▸ **GIVEN INSTRUCTION**: Without the pictures, set down the records below word for word.

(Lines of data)
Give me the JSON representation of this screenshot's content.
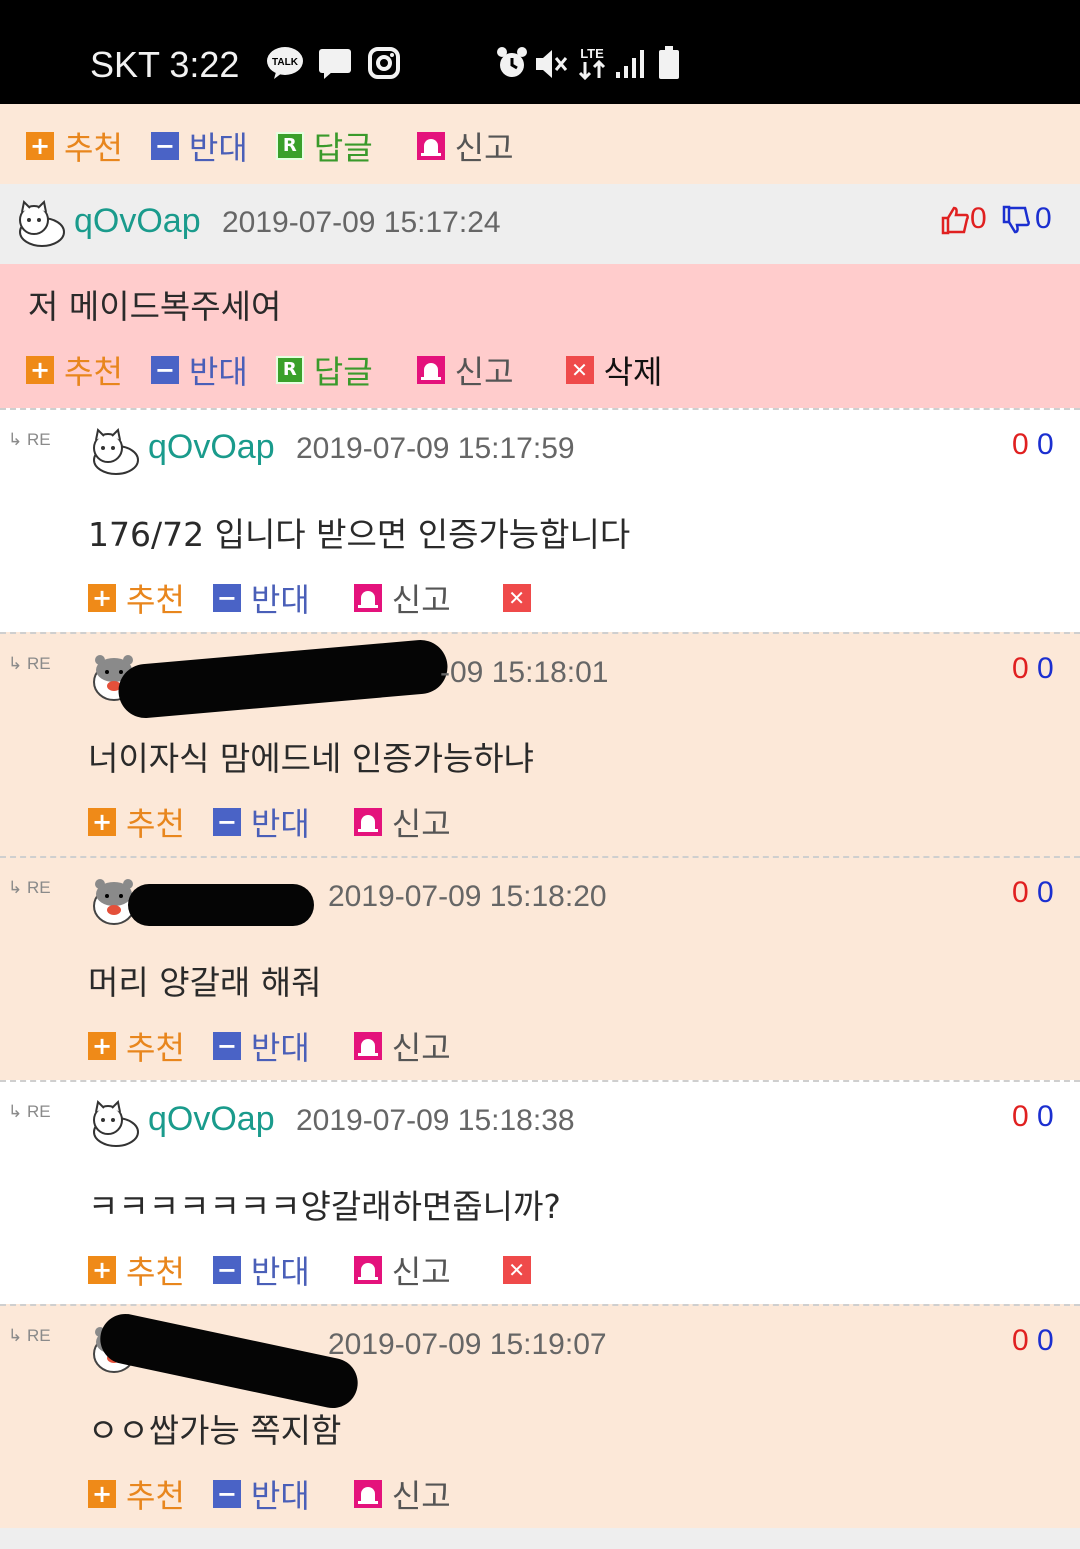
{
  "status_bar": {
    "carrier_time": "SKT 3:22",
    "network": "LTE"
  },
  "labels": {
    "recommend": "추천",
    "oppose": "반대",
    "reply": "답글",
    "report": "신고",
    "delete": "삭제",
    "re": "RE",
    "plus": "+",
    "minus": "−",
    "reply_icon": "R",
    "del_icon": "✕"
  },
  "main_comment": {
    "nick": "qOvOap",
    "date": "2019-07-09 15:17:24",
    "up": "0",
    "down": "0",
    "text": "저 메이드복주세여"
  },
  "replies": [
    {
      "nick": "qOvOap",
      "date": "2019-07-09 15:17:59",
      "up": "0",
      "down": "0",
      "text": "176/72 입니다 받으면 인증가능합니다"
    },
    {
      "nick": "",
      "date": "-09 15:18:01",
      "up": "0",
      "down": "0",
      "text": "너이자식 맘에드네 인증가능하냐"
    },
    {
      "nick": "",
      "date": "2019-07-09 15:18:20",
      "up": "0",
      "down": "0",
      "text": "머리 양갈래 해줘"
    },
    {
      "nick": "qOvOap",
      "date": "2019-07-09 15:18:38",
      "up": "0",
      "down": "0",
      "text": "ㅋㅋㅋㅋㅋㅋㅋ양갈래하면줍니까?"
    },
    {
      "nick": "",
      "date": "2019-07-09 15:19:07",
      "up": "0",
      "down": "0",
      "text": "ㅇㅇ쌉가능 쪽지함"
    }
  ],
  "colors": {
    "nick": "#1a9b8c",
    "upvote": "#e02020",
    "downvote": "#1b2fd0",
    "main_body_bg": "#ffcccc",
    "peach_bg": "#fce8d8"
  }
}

▸ **RESULT OF THE EXERCISE**:
Give me the JSON representation of this screenshot's content.
{
  "status_bar": {
    "carrier_time": "SKT 3:22",
    "network": "LTE"
  },
  "labels": {
    "recommend": "추천",
    "oppose": "반대",
    "reply": "답글",
    "report": "신고",
    "delete": "삭제",
    "re": "RE",
    "plus": "+",
    "minus": "−",
    "reply_icon": "R",
    "del_icon": "✕"
  },
  "main_comment": {
    "nick": "qOvOap",
    "date": "2019-07-09 15:17:24",
    "up": "0",
    "down": "0",
    "text": "저 메이드복주세여"
  },
  "replies": [
    {
      "nick": "qOvOap",
      "date": "2019-07-09 15:17:59",
      "up": "0",
      "down": "0",
      "text": "176/72 입니다 받으면 인증가능합니다"
    },
    {
      "nick": "",
      "date": "-09 15:18:01",
      "up": "0",
      "down": "0",
      "text": "너이자식 맘에드네 인증가능하냐"
    },
    {
      "nick": "",
      "date": "2019-07-09 15:18:20",
      "up": "0",
      "down": "0",
      "text": "머리 양갈래 해줘"
    },
    {
      "nick": "qOvOap",
      "date": "2019-07-09 15:18:38",
      "up": "0",
      "down": "0",
      "text": "ㅋㅋㅋㅋㅋㅋㅋ양갈래하면줍니까?"
    },
    {
      "nick": "",
      "date": "2019-07-09 15:19:07",
      "up": "0",
      "down": "0",
      "text": "ㅇㅇ쌉가능 쪽지함"
    }
  ],
  "colors": {
    "nick": "#1a9b8c",
    "upvote": "#e02020",
    "downvote": "#1b2fd0",
    "main_body_bg": "#ffcccc",
    "peach_bg": "#fce8d8"
  }
}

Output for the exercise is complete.